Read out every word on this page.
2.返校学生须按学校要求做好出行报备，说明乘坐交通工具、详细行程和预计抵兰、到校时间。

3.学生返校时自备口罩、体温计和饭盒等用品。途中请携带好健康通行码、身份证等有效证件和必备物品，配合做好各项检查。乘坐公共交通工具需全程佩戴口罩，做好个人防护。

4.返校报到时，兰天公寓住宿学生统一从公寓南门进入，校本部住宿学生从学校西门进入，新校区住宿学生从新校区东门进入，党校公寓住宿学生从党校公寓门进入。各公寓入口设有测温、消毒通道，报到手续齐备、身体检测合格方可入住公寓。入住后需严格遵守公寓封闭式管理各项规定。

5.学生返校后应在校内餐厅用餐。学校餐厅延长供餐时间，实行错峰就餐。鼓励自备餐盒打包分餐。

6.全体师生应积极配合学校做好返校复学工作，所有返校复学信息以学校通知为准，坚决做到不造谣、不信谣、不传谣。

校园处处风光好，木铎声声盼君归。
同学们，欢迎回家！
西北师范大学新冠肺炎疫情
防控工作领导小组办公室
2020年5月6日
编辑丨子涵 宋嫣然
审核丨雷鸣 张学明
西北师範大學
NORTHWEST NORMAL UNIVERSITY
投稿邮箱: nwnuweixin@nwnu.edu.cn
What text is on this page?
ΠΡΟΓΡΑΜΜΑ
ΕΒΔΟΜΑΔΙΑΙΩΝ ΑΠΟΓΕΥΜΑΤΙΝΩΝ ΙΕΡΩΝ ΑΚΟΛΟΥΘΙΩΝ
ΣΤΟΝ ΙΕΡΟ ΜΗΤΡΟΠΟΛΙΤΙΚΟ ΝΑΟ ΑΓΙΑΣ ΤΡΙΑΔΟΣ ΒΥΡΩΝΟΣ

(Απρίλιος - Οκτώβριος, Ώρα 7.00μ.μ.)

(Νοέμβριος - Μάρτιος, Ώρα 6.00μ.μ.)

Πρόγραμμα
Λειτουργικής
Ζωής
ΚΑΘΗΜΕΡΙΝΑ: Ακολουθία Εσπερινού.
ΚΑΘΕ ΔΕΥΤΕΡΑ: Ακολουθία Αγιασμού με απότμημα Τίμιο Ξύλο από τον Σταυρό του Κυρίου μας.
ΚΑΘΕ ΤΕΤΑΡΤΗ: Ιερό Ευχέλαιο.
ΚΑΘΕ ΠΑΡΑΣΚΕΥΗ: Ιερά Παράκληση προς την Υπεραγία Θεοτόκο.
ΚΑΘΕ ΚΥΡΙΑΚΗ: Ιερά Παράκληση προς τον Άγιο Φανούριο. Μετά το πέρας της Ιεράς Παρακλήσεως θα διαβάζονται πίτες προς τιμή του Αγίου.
####################
Task – Every entry must be quoted exactly as it appears above.

Result of the exercise –
Read out every word on this page.
2.返校学生须按学校要求做好出行报备，说明乘坐交通工具、详细行程和预计抵兰、到校时间。

3.学生返校时自备口罩、体温计和饭盒等用品。途中请携带好健康通行码、身份证等有效证件和必备物品，配合做好各项检查。乘坐公共交通工具需全程佩戴口罩，做好个人防护。

4.返校报到时，兰天公寓住宿学生统一从公寓南门进入，校本部住宿学生从学校西门进入，新校区住宿学生从新校区东门进入，党校公寓住宿学生从党校公寓门进入。各公寓入口设有测温、消毒通道，报到手续齐备、身体检测合格方可入住公寓。入住后需严格遵守公寓封闭式管理各项规定。

5.学生返校后应在校内餐厅用餐。学校餐厅延长供餐时间，实行错峰就餐。鼓励自备餐盒打包分餐。

6.全体师生应积极配合学校做好返校复学工作，所有返校复学信息以学校通知为准，坚决做到不造谣、不信谣、不传谣。

校园处处风光好，木铎声声盼君归。
同学们，欢迎回家！
西北师范大学新冠肺炎疫情
防控工作领导小组办公室
2020年5月6日
编辑丨子涵 宋嫣然
审核丨雷鸣 张学明
西北师範大學
NORTHWEST NORMAL UNIVERSITY
投稿邮箱: nwnuweixin@nwnu.edu.cn
What text is on this page?
ΠΡΟΓΡΑΜΜΑ
ΕΒΔΟΜΑΔΙΑΙΩΝ ΑΠΟΓΕΥΜΑΤΙΝΩΝ ΙΕΡΩΝ ΑΚΟΛΟΥΘΙΩΝ
ΣΤΟΝ ΙΕΡΟ ΜΗΤΡΟΠΟΛΙΤΙΚΟ ΝΑΟ ΑΓΙΑΣ ΤΡΙΑΔΟΣ ΒΥΡΩΝΟΣ

(Απρίλιος - Οκτώβριος, Ώρα 7.00μ.μ.)

(Νοέμβριος - Μάρτιος, Ώρα 6.00μ.μ.)

Πρόγραμμα
Λειτουργικής
Ζωής
ΚΑΘΗΜΕΡΙΝΑ: Ακολουθία Εσπερινού.
ΚΑΘΕ ΔΕΥΤΕΡΑ: Ακολουθία Αγιασμού με απότμημα Τίμιο Ξύλο από τον Σταυρό του Κυρίου μας.
ΚΑΘΕ ΤΕΤΑΡΤΗ: Ιερό Ευχέλαιο.
ΚΑΘΕ ΠΑΡΑΣΚΕΥΗ: Ιερά Παράκληση προς την Υπεραγία Θεοτόκο.
ΚΑΘΕ ΚΥΡΙΑΚΗ: Ιερά Παράκληση προς τον Άγιο Φανούριο. Μετά το πέρας της Ιεράς Παρακλήσεως θα διαβάζονται πίτες προς τιμή του Αγίου.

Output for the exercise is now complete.